## Short task
Return all of the lines below exactly as they are.

## Listed records
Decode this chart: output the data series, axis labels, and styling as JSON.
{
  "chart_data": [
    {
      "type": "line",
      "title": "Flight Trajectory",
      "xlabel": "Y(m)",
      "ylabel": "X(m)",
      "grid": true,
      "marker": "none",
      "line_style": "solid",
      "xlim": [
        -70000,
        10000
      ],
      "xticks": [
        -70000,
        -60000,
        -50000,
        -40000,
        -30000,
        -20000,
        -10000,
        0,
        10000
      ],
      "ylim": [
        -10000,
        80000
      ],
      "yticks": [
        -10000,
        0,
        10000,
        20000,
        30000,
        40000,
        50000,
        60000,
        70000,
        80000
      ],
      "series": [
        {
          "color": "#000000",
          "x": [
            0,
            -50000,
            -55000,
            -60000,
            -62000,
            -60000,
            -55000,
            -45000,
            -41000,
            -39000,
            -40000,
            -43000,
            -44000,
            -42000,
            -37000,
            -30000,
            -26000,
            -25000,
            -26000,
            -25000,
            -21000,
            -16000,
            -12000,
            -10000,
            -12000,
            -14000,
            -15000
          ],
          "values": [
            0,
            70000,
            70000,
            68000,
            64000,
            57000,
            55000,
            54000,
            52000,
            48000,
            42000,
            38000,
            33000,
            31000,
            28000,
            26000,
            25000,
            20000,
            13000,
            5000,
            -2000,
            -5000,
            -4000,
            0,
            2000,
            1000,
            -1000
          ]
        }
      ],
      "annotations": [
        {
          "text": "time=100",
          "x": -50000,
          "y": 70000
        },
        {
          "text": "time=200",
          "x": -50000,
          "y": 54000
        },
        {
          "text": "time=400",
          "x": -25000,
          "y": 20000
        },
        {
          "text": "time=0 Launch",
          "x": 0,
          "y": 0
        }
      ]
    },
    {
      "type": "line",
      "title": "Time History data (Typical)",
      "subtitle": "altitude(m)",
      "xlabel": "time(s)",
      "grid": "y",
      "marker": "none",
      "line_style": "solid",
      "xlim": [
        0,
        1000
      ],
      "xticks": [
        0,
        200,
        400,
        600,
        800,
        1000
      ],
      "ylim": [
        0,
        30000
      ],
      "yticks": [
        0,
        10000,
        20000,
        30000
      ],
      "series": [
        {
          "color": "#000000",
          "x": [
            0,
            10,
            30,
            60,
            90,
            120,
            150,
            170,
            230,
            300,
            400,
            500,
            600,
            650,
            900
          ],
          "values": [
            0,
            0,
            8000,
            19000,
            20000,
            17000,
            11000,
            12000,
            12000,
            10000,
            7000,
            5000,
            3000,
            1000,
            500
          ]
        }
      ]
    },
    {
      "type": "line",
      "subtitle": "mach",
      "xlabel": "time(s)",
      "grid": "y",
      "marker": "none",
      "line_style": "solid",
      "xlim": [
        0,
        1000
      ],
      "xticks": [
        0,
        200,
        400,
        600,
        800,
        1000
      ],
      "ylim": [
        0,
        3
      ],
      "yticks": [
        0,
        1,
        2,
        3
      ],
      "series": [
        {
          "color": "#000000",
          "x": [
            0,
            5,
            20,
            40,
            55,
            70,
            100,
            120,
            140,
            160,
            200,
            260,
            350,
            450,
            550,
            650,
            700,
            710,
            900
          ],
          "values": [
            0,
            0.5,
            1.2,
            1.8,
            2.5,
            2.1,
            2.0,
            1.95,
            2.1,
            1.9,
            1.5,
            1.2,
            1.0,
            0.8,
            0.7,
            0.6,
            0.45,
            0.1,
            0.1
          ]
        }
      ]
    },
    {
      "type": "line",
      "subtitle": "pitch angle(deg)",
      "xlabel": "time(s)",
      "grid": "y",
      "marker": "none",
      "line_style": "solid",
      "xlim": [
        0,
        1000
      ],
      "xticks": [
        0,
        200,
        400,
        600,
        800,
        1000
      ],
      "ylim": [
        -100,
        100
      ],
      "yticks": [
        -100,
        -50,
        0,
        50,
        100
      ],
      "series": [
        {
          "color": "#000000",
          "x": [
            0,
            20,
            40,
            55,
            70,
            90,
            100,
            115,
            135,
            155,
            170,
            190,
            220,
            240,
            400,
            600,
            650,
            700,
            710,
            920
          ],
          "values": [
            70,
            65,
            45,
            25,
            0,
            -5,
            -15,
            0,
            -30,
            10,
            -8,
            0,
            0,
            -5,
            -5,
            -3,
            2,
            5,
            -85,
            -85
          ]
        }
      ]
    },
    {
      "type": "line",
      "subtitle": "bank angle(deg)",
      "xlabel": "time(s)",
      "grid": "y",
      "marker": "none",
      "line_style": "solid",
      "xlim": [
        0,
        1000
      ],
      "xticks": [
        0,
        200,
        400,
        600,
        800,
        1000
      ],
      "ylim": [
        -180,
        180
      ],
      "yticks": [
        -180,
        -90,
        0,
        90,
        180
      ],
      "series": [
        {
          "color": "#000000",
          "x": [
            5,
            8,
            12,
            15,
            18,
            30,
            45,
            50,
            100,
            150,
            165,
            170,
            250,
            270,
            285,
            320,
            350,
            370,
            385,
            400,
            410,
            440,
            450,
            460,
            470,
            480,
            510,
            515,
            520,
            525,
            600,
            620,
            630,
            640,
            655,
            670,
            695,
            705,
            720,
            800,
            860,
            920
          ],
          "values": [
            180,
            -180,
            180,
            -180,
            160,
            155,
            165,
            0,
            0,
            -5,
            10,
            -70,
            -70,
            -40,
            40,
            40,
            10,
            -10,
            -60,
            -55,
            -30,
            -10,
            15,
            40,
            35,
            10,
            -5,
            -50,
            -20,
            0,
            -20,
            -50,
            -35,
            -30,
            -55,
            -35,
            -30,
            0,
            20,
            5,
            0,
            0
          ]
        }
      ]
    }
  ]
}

## Result for this exercise
Decode this chart: output the data series, axis labels, and styling as JSON.
{
  "chart_data": [
    {
      "type": "line",
      "title": "Flight Trajectory",
      "xlabel": "Y(m)",
      "ylabel": "X(m)",
      "grid": true,
      "marker": "none",
      "line_style": "solid",
      "xlim": [
        -70000,
        10000
      ],
      "xticks": [
        -70000,
        -60000,
        -50000,
        -40000,
        -30000,
        -20000,
        -10000,
        0,
        10000
      ],
      "ylim": [
        -10000,
        80000
      ],
      "yticks": [
        -10000,
        0,
        10000,
        20000,
        30000,
        40000,
        50000,
        60000,
        70000,
        80000
      ],
      "series": [
        {
          "color": "#000000",
          "x": [
            0,
            -50000,
            -55000,
            -60000,
            -62000,
            -60000,
            -55000,
            -45000,
            -41000,
            -39000,
            -40000,
            -43000,
            -44000,
            -42000,
            -37000,
            -30000,
            -26000,
            -25000,
            -26000,
            -25000,
            -21000,
            -16000,
            -12000,
            -10000,
            -12000,
            -14000,
            -15000
          ],
          "values": [
            0,
            70000,
            70000,
            68000,
            64000,
            57000,
            55000,
            54000,
            52000,
            48000,
            42000,
            38000,
            33000,
            31000,
            28000,
            26000,
            25000,
            20000,
            13000,
            5000,
            -2000,
            -5000,
            -4000,
            0,
            2000,
            1000,
            -1000
          ]
        }
      ],
      "annotations": [
        {
          "text": "time=100",
          "x": -50000,
          "y": 70000
        },
        {
          "text": "time=200",
          "x": -50000,
          "y": 54000
        },
        {
          "text": "time=400",
          "x": -25000,
          "y": 20000
        },
        {
          "text": "time=0 Launch",
          "x": 0,
          "y": 0
        }
      ]
    },
    {
      "type": "line",
      "title": "Time History data (Typical)",
      "subtitle": "altitude(m)",
      "xlabel": "time(s)",
      "grid": "y",
      "marker": "none",
      "line_style": "solid",
      "xlim": [
        0,
        1000
      ],
      "xticks": [
        0,
        200,
        400,
        600,
        800,
        1000
      ],
      "ylim": [
        0,
        30000
      ],
      "yticks": [
        0,
        10000,
        20000,
        30000
      ],
      "series": [
        {
          "color": "#000000",
          "x": [
            0,
            10,
            30,
            60,
            90,
            120,
            150,
            170,
            230,
            300,
            400,
            500,
            600,
            650,
            900
          ],
          "values": [
            0,
            0,
            8000,
            19000,
            20000,
            17000,
            11000,
            12000,
            12000,
            10000,
            7000,
            5000,
            3000,
            1000,
            500
          ]
        }
      ]
    },
    {
      "type": "line",
      "subtitle": "mach",
      "xlabel": "time(s)",
      "grid": "y",
      "marker": "none",
      "line_style": "solid",
      "xlim": [
        0,
        1000
      ],
      "xticks": [
        0,
        200,
        400,
        600,
        800,
        1000
      ],
      "ylim": [
        0,
        3
      ],
      "yticks": [
        0,
        1,
        2,
        3
      ],
      "series": [
        {
          "color": "#000000",
          "x": [
            0,
            5,
            20,
            40,
            55,
            70,
            100,
            120,
            140,
            160,
            200,
            260,
            350,
            450,
            550,
            650,
            700,
            710,
            900
          ],
          "values": [
            0,
            0.5,
            1.2,
            1.8,
            2.5,
            2.1,
            2.0,
            1.95,
            2.1,
            1.9,
            1.5,
            1.2,
            1.0,
            0.8,
            0.7,
            0.6,
            0.45,
            0.1,
            0.1
          ]
        }
      ]
    },
    {
      "type": "line",
      "subtitle": "pitch angle(deg)",
      "xlabel": "time(s)",
      "grid": "y",
      "marker": "none",
      "line_style": "solid",
      "xlim": [
        0,
        1000
      ],
      "xticks": [
        0,
        200,
        400,
        600,
        800,
        1000
      ],
      "ylim": [
        -100,
        100
      ],
      "yticks": [
        -100,
        -50,
        0,
        50,
        100
      ],
      "series": [
        {
          "color": "#000000",
          "x": [
            0,
            20,
            40,
            55,
            70,
            90,
            100,
            115,
            135,
            155,
            170,
            190,
            220,
            240,
            400,
            600,
            650,
            700,
            710,
            920
          ],
          "values": [
            70,
            65,
            45,
            25,
            0,
            -5,
            -15,
            0,
            -30,
            10,
            -8,
            0,
            0,
            -5,
            -5,
            -3,
            2,
            5,
            -85,
            -85
          ]
        }
      ]
    },
    {
      "type": "line",
      "subtitle": "bank angle(deg)",
      "xlabel": "time(s)",
      "grid": "y",
      "marker": "none",
      "line_style": "solid",
      "xlim": [
        0,
        1000
      ],
      "xticks": [
        0,
        200,
        400,
        600,
        800,
        1000
      ],
      "ylim": [
        -180,
        180
      ],
      "yticks": [
        -180,
        -90,
        0,
        90,
        180
      ],
      "series": [
        {
          "color": "#000000",
          "x": [
            5,
            8,
            12,
            15,
            18,
            30,
            45,
            50,
            100,
            150,
            165,
            170,
            250,
            270,
            285,
            320,
            350,
            370,
            385,
            400,
            410,
            440,
            450,
            460,
            470,
            480,
            510,
            515,
            520,
            525,
            600,
            620,
            630,
            640,
            655,
            670,
            695,
            705,
            720,
            800,
            860,
            920
          ],
          "values": [
            180,
            -180,
            180,
            -180,
            160,
            155,
            165,
            0,
            0,
            -5,
            10,
            -70,
            -70,
            -40,
            40,
            40,
            10,
            -10,
            -60,
            -55,
            -30,
            -10,
            15,
            40,
            35,
            10,
            -5,
            -50,
            -20,
            0,
            -20,
            -50,
            -35,
            -30,
            -55,
            -35,
            -30,
            0,
            20,
            5,
            0,
            0
          ]
        }
      ]
    }
  ]
}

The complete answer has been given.